## OBJECTIVE
In the entries below, find the lines with the word "wordt" and copy them.

## INFORMATION SUPPLIED

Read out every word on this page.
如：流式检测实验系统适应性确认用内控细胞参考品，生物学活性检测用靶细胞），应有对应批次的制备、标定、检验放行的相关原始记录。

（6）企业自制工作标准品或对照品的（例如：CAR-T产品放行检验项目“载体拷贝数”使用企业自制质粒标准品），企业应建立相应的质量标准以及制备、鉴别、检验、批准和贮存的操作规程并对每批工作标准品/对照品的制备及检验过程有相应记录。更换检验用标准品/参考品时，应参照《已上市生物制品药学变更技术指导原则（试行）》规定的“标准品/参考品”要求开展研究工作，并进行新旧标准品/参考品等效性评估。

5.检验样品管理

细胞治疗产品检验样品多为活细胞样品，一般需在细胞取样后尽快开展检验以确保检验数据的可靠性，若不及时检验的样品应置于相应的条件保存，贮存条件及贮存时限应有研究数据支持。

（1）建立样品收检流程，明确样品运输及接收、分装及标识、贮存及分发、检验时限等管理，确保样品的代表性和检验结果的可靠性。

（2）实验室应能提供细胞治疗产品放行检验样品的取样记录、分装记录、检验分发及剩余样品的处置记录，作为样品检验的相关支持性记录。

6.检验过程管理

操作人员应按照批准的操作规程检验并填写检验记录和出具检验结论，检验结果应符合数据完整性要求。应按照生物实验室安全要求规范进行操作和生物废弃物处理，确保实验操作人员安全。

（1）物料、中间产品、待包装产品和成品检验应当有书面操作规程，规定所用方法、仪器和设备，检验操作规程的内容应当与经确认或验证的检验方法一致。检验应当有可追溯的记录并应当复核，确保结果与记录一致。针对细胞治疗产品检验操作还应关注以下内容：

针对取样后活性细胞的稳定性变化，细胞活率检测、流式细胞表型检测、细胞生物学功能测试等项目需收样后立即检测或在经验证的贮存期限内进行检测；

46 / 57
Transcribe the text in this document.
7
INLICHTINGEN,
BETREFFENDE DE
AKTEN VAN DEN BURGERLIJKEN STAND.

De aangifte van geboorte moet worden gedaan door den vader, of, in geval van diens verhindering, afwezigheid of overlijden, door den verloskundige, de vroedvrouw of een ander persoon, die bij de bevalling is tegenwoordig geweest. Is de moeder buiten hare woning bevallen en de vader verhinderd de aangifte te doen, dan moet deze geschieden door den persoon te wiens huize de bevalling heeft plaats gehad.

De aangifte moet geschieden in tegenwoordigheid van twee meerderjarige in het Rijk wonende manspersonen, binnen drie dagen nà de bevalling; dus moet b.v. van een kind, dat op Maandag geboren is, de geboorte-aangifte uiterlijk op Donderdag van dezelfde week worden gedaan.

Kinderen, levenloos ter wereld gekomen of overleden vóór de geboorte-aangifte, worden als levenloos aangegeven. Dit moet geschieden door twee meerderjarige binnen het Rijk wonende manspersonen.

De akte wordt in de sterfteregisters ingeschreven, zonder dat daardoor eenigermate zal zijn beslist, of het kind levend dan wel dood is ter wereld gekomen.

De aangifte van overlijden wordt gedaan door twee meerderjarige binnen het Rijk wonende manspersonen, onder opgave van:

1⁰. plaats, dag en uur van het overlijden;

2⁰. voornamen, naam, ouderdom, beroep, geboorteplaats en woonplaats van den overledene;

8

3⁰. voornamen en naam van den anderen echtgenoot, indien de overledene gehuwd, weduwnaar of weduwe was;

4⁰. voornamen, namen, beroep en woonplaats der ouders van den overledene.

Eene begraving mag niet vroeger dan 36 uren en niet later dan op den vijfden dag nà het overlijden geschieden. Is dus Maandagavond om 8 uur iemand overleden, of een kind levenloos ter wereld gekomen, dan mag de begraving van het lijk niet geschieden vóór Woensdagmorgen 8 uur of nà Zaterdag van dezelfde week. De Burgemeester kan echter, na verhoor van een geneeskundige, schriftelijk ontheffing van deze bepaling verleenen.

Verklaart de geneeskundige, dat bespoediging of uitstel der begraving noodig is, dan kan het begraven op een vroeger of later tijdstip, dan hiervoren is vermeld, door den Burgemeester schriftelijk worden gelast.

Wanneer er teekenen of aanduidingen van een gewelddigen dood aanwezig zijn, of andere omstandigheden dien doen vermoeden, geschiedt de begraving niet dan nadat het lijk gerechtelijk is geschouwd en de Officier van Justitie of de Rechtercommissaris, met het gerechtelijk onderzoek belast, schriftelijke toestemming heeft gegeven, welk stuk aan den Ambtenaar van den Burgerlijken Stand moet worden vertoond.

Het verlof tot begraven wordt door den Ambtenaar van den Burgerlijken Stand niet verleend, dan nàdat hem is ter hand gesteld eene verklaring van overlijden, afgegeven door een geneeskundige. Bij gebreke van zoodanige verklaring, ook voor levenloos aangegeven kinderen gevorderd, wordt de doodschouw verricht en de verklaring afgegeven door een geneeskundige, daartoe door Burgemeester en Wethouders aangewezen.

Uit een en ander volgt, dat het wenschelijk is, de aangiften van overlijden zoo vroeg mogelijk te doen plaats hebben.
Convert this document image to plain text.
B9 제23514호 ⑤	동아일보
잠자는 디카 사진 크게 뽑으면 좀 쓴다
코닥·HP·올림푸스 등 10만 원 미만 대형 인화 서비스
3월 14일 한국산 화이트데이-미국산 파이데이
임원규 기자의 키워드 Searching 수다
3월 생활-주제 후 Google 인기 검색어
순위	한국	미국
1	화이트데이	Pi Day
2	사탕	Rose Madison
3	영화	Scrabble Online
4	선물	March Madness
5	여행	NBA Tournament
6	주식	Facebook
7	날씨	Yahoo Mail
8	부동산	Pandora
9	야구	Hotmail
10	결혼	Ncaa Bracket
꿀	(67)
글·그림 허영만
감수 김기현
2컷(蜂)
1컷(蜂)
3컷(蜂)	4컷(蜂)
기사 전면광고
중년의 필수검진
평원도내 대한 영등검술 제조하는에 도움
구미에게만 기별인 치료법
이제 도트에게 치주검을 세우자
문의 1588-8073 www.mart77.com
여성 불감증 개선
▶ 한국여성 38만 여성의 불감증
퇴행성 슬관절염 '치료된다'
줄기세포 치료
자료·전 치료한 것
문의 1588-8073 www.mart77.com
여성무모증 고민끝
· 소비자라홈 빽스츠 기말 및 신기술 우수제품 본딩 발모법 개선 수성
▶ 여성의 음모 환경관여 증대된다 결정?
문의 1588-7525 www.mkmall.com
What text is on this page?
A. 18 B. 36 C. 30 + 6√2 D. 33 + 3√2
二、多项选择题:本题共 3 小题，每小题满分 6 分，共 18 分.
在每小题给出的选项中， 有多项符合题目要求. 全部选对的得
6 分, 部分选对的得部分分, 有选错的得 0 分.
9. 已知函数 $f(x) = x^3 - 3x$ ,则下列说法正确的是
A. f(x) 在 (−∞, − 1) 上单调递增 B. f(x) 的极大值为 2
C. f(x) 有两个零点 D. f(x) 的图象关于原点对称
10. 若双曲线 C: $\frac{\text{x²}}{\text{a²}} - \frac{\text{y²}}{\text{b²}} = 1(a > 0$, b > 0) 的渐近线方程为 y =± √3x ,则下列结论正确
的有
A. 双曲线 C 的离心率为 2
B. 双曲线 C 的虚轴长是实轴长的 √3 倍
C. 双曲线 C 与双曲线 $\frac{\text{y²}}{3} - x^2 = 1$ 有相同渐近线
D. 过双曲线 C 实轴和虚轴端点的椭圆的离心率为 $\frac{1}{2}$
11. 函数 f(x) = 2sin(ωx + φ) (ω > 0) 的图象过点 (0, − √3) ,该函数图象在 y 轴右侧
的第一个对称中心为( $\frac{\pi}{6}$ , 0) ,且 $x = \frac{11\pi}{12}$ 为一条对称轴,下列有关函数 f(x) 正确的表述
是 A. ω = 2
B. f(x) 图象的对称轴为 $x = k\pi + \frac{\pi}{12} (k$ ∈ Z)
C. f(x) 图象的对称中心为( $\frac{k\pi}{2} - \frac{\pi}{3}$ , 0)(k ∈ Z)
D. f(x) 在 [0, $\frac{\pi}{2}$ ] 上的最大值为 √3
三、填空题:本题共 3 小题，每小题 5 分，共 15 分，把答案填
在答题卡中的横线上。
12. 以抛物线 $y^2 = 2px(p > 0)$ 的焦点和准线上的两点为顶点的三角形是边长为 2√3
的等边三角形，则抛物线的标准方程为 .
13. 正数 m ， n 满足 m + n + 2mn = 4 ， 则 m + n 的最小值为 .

## CORRECT RESULT
De akte wordt in de sterfteregisters ingeschreven, zonder dat daardoor eenigermate zal zijn beslist, of het kind levend dan wel dood is ter wereld gekomen.
De aangifte van overlijden wordt gedaan door twee meerderjarige binnen het Rijk wonende manspersonen, onder opgave van:
Het verlof tot begraven wordt door den Ambtenaar van den Burgerlijken Stand niet verleend, dan nàdat hem is ter hand gesteld eene verklaring van overlijden, afgegeven door een geneeskundige. Bij gebreke van zoodanige verklaring, ook voor levenloos aangegeven kinderen gevorderd, wordt de doodschouw verricht en de verklaring afgegeven door een geneeskundige, daartoe door Burgemeester en Wethouders aangewezen.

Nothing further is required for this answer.